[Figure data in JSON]
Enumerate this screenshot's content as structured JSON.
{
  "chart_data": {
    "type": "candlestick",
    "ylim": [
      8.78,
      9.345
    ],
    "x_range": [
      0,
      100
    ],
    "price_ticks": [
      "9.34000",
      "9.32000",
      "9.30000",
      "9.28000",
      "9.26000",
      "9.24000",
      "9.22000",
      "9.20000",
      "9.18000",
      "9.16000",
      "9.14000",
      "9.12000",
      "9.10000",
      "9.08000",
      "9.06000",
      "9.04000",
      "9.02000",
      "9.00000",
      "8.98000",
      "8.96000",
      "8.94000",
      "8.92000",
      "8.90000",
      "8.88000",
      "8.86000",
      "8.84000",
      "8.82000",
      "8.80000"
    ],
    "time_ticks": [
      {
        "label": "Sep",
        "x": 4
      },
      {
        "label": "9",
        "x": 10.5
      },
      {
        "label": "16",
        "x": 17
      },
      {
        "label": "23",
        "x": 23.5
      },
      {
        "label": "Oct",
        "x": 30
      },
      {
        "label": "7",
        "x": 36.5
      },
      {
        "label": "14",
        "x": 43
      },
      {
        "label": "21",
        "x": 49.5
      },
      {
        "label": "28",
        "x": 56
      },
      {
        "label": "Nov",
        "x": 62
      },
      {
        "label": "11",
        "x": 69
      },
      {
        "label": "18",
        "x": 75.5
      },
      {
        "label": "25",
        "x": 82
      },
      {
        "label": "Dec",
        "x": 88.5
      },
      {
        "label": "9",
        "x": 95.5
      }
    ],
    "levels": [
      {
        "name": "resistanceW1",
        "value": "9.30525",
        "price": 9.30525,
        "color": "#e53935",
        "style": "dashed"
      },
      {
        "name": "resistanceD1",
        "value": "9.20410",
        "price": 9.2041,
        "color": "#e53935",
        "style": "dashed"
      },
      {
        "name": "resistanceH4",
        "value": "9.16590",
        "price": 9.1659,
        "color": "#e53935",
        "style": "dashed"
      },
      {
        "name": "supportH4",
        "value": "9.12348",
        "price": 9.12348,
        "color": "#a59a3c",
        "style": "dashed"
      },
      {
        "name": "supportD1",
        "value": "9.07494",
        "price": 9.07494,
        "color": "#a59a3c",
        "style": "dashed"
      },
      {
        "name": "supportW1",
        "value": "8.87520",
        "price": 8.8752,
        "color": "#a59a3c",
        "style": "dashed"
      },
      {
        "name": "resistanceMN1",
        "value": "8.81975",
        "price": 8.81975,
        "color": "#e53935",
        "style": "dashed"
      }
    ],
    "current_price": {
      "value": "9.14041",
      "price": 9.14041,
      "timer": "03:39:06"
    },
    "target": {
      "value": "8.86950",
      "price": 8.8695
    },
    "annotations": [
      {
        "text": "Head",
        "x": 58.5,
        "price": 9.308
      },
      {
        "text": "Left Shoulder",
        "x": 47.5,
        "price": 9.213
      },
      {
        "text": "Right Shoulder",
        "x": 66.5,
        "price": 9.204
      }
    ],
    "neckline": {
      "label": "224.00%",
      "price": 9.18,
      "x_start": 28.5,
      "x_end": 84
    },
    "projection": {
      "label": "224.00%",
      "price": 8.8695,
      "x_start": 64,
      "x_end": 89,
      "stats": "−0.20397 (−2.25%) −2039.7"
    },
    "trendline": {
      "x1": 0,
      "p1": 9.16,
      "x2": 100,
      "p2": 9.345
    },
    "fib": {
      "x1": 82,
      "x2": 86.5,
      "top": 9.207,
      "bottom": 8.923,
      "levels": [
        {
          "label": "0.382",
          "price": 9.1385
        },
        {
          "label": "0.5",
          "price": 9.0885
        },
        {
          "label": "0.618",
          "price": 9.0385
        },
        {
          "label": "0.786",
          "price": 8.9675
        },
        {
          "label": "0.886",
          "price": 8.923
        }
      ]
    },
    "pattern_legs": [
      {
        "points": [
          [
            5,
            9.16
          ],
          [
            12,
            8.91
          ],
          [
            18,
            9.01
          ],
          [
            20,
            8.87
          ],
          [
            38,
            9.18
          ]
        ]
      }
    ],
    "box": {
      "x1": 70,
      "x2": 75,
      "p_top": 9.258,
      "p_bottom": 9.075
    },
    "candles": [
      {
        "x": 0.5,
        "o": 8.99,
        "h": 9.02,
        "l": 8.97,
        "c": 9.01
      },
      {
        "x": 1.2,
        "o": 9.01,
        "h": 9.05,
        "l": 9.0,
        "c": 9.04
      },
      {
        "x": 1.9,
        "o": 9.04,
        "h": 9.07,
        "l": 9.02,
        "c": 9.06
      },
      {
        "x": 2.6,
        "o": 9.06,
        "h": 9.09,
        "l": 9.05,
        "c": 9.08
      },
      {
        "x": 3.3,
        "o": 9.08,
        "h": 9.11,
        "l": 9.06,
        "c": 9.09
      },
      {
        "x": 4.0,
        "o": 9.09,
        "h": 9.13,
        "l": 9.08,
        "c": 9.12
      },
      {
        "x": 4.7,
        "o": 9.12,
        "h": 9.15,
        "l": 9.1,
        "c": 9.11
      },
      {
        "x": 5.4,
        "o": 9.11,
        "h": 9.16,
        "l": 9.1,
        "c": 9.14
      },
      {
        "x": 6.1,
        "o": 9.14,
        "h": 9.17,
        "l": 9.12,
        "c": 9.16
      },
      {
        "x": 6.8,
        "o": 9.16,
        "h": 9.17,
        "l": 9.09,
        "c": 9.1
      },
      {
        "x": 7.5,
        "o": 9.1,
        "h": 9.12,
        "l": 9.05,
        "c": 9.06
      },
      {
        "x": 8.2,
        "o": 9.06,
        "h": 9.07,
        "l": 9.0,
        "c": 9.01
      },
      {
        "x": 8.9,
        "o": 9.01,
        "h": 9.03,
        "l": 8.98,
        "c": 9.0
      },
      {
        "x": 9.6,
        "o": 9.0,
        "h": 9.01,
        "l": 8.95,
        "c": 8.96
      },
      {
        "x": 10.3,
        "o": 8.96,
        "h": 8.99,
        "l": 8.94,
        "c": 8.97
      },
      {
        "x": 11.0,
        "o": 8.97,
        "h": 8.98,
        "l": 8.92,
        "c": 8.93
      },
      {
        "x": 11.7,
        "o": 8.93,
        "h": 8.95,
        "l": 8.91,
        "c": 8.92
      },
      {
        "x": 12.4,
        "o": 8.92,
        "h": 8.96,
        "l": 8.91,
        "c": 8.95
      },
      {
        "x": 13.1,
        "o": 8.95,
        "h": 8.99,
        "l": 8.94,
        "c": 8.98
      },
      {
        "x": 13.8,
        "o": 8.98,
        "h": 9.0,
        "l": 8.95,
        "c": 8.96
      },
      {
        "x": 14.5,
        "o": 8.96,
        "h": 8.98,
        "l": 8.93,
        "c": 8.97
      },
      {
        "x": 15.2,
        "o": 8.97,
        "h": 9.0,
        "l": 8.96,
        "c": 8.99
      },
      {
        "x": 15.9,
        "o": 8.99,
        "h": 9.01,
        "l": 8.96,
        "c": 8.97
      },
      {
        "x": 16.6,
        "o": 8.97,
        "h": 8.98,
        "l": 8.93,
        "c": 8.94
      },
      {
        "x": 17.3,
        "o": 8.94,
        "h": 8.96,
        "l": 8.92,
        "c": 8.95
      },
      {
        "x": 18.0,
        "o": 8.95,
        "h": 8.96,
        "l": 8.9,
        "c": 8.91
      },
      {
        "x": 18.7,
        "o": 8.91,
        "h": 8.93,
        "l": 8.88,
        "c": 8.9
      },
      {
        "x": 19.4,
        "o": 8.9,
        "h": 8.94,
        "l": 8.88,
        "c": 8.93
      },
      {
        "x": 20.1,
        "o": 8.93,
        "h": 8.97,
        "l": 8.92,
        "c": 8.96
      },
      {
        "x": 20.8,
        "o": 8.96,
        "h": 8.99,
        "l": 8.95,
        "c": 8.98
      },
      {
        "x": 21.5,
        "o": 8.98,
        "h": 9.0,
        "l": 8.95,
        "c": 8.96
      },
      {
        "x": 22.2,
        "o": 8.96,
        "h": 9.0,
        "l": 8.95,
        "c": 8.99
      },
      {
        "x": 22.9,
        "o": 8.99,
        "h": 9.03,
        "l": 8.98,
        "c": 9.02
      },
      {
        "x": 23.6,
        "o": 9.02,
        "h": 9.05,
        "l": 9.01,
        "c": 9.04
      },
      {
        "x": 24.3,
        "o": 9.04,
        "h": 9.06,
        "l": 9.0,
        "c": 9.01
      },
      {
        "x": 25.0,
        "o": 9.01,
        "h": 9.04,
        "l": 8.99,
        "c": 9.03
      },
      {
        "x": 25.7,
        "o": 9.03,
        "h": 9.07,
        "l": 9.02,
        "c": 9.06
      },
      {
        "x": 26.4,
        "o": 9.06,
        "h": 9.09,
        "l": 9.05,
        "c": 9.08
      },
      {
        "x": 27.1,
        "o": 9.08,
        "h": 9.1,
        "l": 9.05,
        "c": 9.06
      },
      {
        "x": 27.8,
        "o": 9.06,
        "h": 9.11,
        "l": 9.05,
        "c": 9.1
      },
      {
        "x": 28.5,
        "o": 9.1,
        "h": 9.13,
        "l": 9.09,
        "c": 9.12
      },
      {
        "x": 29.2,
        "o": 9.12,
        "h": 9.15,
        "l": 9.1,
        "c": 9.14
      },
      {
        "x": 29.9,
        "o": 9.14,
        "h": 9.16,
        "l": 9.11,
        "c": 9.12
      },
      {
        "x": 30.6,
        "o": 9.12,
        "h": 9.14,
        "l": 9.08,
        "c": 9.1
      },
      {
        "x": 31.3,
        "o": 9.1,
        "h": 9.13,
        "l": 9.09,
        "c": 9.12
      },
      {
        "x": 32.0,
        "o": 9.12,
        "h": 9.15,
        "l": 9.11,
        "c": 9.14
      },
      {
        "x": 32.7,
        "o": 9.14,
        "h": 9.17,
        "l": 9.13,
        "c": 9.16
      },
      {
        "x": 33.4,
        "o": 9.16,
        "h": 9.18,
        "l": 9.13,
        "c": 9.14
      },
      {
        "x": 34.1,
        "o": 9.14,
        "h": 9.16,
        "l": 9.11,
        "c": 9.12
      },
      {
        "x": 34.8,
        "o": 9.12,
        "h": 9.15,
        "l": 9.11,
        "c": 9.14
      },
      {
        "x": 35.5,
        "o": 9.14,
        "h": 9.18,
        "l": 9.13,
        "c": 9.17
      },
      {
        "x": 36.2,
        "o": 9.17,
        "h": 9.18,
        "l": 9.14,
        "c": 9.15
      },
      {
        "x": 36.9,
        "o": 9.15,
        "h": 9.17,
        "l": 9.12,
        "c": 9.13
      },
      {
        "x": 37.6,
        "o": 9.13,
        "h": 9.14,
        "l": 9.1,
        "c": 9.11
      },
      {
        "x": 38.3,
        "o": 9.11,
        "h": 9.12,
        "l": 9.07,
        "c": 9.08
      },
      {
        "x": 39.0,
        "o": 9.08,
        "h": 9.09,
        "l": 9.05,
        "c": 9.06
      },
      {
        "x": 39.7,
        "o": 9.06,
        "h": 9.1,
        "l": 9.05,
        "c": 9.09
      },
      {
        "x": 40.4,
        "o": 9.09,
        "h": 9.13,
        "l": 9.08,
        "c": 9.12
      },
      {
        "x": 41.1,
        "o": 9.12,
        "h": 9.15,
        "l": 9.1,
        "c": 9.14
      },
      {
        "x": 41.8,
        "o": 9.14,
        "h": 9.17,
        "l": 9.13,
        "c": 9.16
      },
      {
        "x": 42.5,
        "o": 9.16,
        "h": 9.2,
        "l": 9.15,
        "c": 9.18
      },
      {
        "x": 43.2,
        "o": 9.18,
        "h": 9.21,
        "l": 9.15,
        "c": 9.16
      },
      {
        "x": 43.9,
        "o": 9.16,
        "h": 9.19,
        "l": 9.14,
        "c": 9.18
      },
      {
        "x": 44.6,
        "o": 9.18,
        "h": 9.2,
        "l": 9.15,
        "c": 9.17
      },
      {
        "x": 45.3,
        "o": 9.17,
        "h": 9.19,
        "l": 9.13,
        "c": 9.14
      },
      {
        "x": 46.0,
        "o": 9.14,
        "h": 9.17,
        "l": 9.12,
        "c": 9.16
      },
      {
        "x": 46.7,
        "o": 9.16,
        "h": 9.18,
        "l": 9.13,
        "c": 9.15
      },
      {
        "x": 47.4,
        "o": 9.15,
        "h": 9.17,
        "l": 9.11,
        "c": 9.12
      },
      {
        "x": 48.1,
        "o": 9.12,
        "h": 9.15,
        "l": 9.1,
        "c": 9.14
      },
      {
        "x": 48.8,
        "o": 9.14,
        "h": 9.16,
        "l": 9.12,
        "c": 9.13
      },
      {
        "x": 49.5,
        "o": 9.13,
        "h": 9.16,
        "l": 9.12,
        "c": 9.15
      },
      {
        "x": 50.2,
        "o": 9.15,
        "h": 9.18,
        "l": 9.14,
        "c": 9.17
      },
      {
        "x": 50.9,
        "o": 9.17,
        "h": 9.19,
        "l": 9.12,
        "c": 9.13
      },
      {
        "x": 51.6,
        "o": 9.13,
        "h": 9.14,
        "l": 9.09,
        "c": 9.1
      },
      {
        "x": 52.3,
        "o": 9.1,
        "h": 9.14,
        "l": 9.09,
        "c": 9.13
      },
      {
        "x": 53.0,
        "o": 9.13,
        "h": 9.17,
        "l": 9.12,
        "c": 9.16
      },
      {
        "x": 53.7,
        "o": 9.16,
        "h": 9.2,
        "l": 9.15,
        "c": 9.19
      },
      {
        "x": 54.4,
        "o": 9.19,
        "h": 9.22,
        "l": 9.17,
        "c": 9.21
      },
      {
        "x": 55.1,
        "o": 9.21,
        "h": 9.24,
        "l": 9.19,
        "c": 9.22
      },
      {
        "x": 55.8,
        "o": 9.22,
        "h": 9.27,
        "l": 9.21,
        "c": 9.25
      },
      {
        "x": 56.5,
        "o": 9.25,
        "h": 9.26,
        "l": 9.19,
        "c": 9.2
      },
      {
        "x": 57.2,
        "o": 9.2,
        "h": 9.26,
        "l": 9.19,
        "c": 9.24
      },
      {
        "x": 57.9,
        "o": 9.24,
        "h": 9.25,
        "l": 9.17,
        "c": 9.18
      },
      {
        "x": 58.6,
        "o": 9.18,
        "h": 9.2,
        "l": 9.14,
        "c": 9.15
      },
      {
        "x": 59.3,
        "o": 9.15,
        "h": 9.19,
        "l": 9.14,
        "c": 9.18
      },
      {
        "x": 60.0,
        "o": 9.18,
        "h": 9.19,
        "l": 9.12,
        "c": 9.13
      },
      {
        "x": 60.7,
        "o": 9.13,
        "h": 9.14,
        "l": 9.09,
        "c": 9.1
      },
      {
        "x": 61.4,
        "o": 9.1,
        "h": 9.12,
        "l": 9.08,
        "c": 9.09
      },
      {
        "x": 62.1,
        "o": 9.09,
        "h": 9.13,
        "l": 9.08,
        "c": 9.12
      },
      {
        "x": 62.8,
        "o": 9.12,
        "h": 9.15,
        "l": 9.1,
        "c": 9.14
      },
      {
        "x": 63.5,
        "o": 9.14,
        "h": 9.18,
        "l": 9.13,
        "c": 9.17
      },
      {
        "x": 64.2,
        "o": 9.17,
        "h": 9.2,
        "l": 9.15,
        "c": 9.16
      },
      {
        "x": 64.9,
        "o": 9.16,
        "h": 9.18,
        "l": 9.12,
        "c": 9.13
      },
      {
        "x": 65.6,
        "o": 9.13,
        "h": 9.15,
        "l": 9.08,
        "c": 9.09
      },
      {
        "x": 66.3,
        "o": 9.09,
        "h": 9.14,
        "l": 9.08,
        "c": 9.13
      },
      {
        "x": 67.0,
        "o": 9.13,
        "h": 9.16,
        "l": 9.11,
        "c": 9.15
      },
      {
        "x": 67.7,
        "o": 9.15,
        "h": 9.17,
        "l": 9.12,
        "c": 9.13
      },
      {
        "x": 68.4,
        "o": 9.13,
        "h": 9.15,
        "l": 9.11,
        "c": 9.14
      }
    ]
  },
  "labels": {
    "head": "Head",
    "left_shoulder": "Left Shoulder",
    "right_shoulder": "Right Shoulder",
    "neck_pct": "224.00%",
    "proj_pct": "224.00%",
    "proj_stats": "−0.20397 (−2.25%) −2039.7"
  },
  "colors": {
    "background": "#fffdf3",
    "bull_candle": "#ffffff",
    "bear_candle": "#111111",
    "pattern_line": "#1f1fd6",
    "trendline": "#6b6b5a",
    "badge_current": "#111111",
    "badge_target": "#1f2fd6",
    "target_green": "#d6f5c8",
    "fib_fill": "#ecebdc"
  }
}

- _Aim of the exercise_
Scan the material and collect every line that contains "text".

- _Exercise solution_
        "text": "Head",
        "text": "Left Shoulder",
        "text": "Right Shoulder",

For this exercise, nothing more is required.